=== Exercise instructions ===
Look through the data below and return each line where "функционирование" appears.

=== Input records ===

────────────────────────────────────────

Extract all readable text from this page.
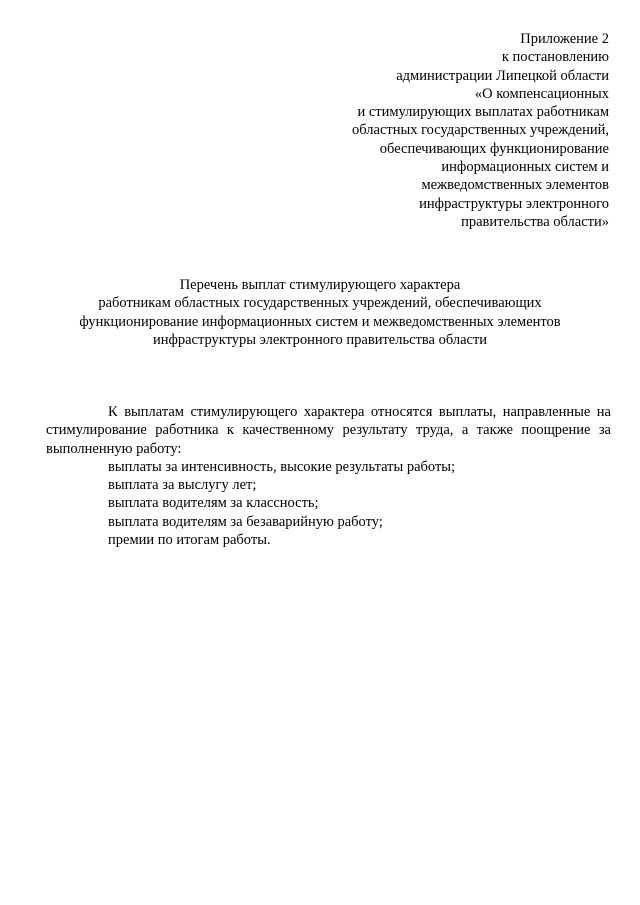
Приложение 2
к постановлению
администрации Липецкой области
«О компенсационных
и стимулирующих выплатах работникам
областных государственных учреждений,
обеспечивающих функционирование
информационных систем и
межведомственных элементов
инфраструктуры электронного
правительства области»
Перечень выплат стимулирующего характера
работникам областных государственных учреждений, обеспечивающих
функционирование информационных систем и межведомственных элементов
инфраструктуры электронного правительства области

К выплатам стимулирующего характера относятся выплаты, направленные на стимулирование работника к качественному результату труда, а также поощрение за выполненную работу:

выплаты за интенсивность, высокие результаты работы;
выплата за выслугу лет;
выплата водителям за классность;
выплата водителям за безаварийную работу;
премии по итогам работы.
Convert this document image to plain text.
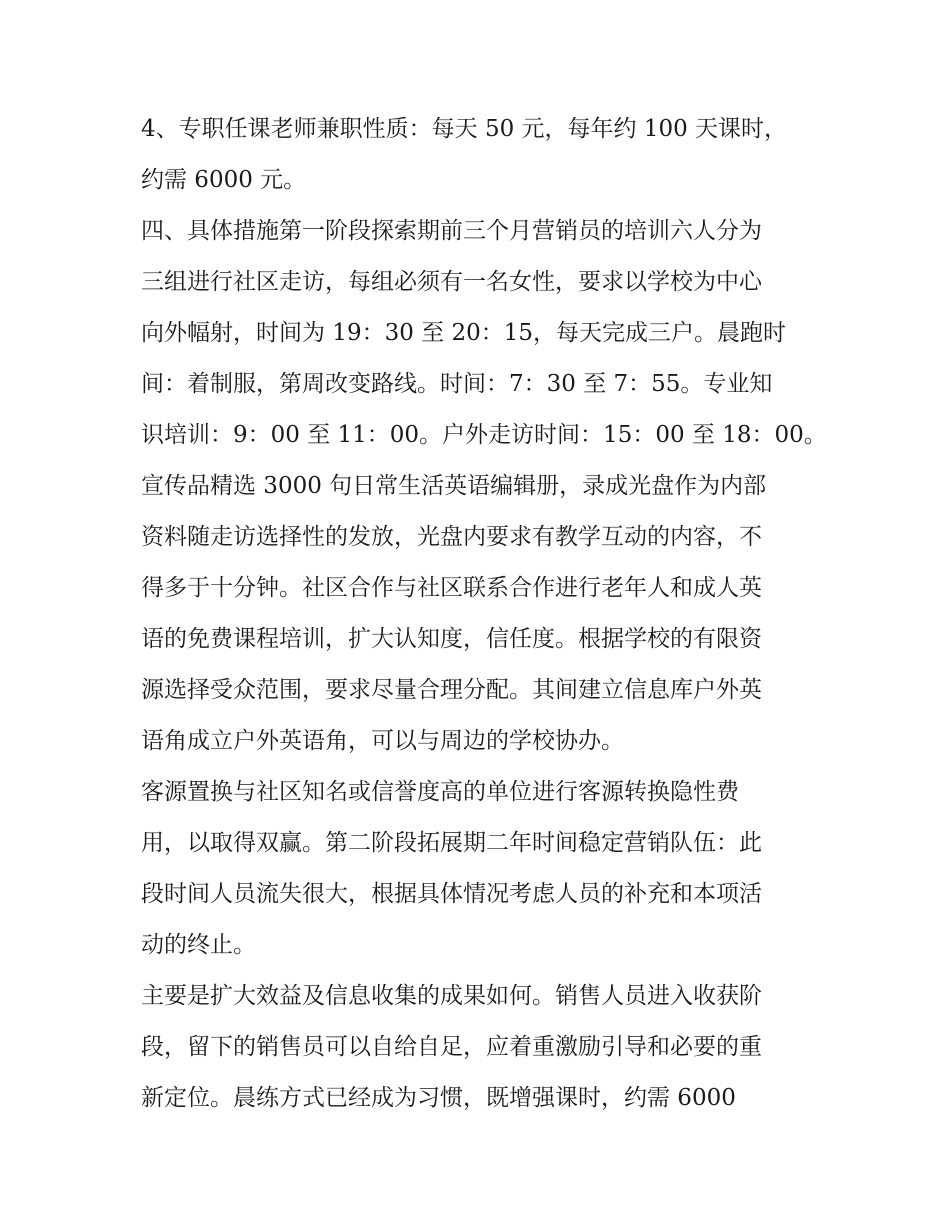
4、专职任课老师兼职性质：每天 50 元，每年约 100 天课时，
约需 6000 元。
四、具体措施第一阶段探索期前三个月营销员的培训六人分为
三组进行社区走访，每组必须有一名女性，要求以学校为中心
向外幅射，时间为 19：30 至 20：15，每天完成三户。晨跑时
间：着制服，第周改变路线。时间：7：30 至 7：55。专业知
识培训：9：00 至 11：00。户外走访时间：15：00 至 18：00。
宣传品精选 3000 句日常生活英语编辑册，录成光盘作为内部
资料随走访选择性的发放，光盘内要求有教学互动的内容，不
得多于十分钟。社区合作与社区联系合作进行老年人和成人英
语的免费课程培训，扩大认知度，信任度。根据学校的有限资
源选择受众范围，要求尽量合理分配。其间建立信息库户外英
语角成立户外英语角，可以与周边的学校协办。
客源置换与社区知名或信誉度高的单位进行客源转换隐性费
用，以取得双赢。第二阶段拓展期二年时间稳定营销队伍：此
段时间人员流失很大，根据具体情况考虑人员的补充和本项活
动的终止。
主要是扩大效益及信息收集的成果如何。销售人员进入收获阶
段，留下的销售员可以自给自足，应着重激励引导和必要的重
新定位。晨练方式已经成为习惯，既增强课时，约需 6000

────────────────────────────────────────

=== The solution ===
обеспечивающих функционирование
функционирование информационных систем и межведомственных элементов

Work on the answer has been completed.